+++ Items +++

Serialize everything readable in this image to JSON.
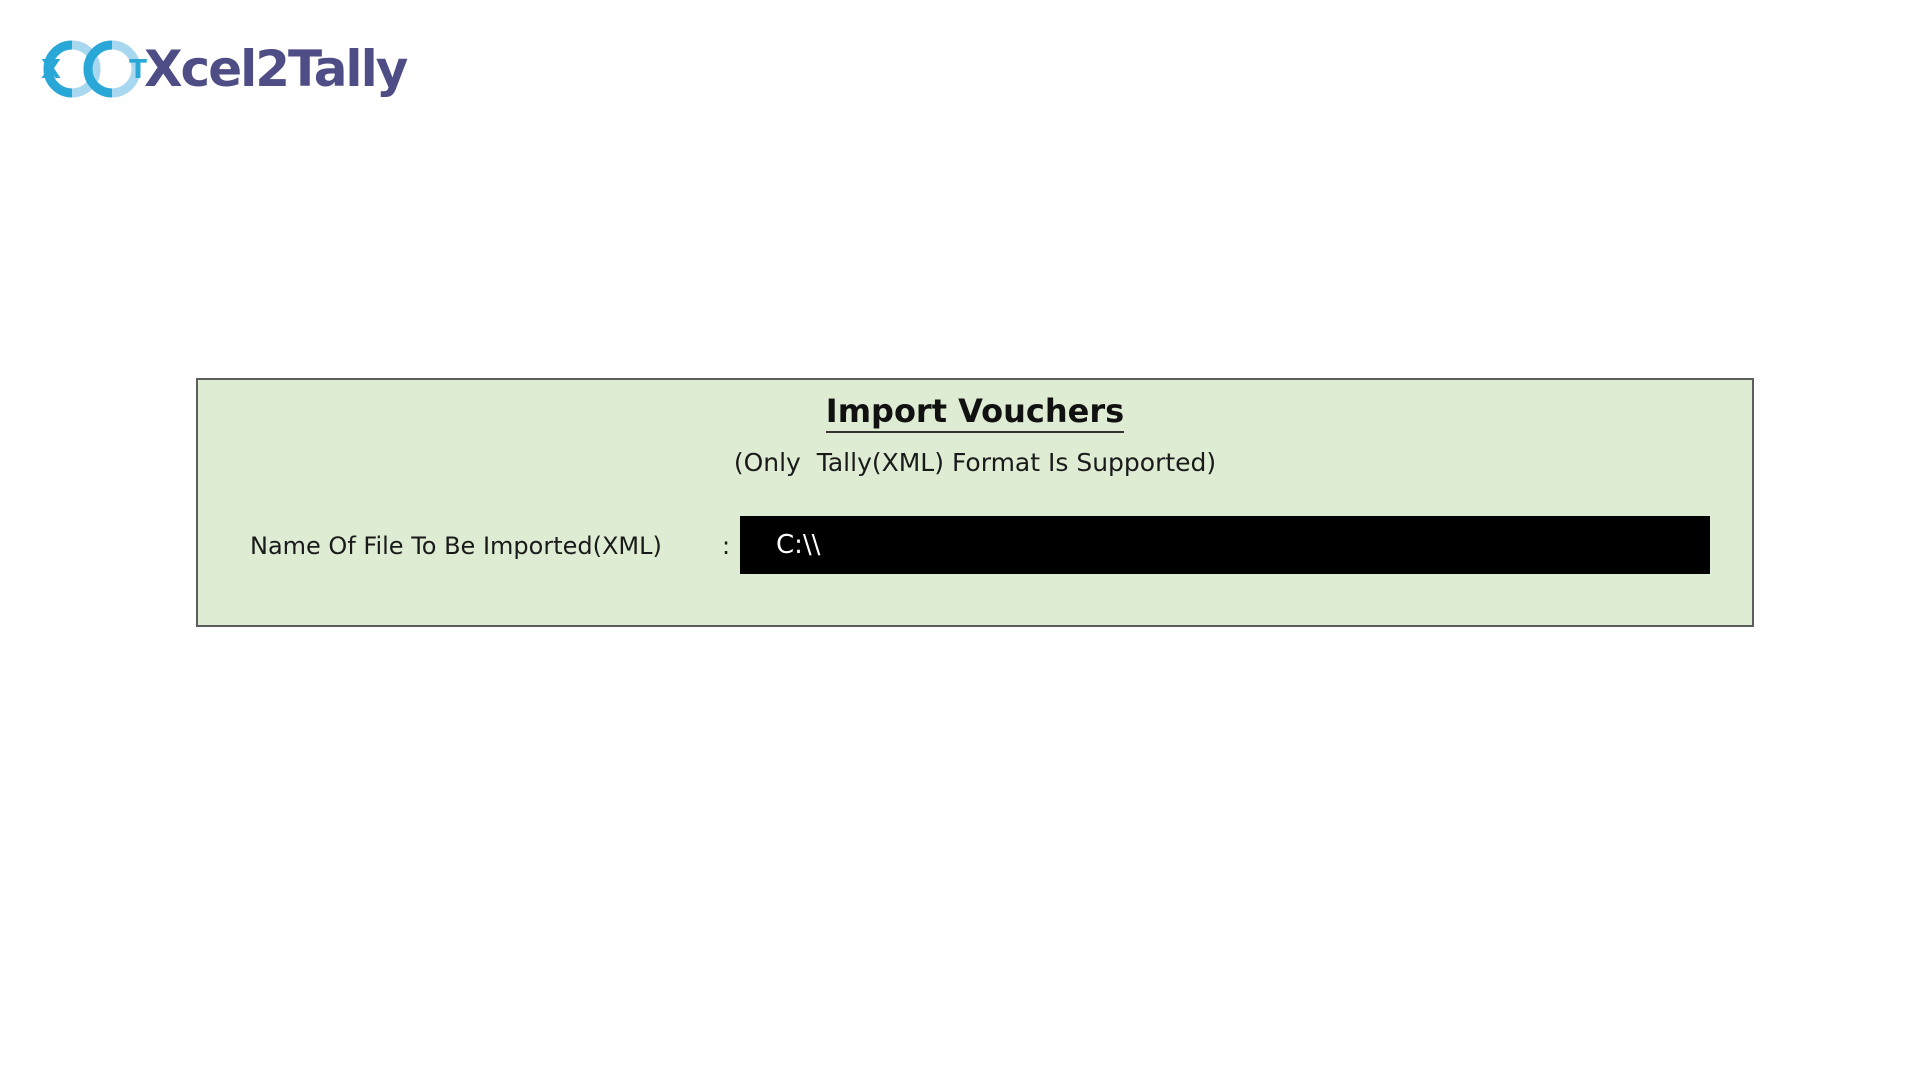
{
  "logo": {
    "text": "Xcel2Tally",
    "mark_letters": [
      "X",
      "T"
    ],
    "colors": {
      "text": "#4e4d86",
      "ring_dark": "#29a8d8",
      "ring_light": "#a8d8ef"
    }
  },
  "dialog": {
    "title": "Import Vouchers",
    "subtitle": "(Only  Tally(XML) Format Is Supported)",
    "field": {
      "label": "Name Of File To Be Imported(XML)",
      "separator": ":",
      "value": "C:\\\\"
    },
    "colors": {
      "background": "#deecd3",
      "border": "#5d5d5d",
      "input_background": "#000000",
      "input_text": "#ffffff"
    }
  }
}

+++

• Directions: Repeat each entry above word for word, leaving every picture out.

• Task answer:
Serialize everything readable in this image to JSON.
{
  "logo": {
    "text": "Xcel2Tally",
    "mark_letters": [
      "X",
      "T"
    ],
    "colors": {
      "text": "#4e4d86",
      "ring_dark": "#29a8d8",
      "ring_light": "#a8d8ef"
    }
  },
  "dialog": {
    "title": "Import Vouchers",
    "subtitle": "(Only  Tally(XML) Format Is Supported)",
    "field": {
      "label": "Name Of File To Be Imported(XML)",
      "separator": ":",
      "value": "C:\\\\"
    },
    "colors": {
      "background": "#deecd3",
      "border": "#5d5d5d",
      "input_background": "#000000",
      "input_text": "#ffffff"
    }
  }
}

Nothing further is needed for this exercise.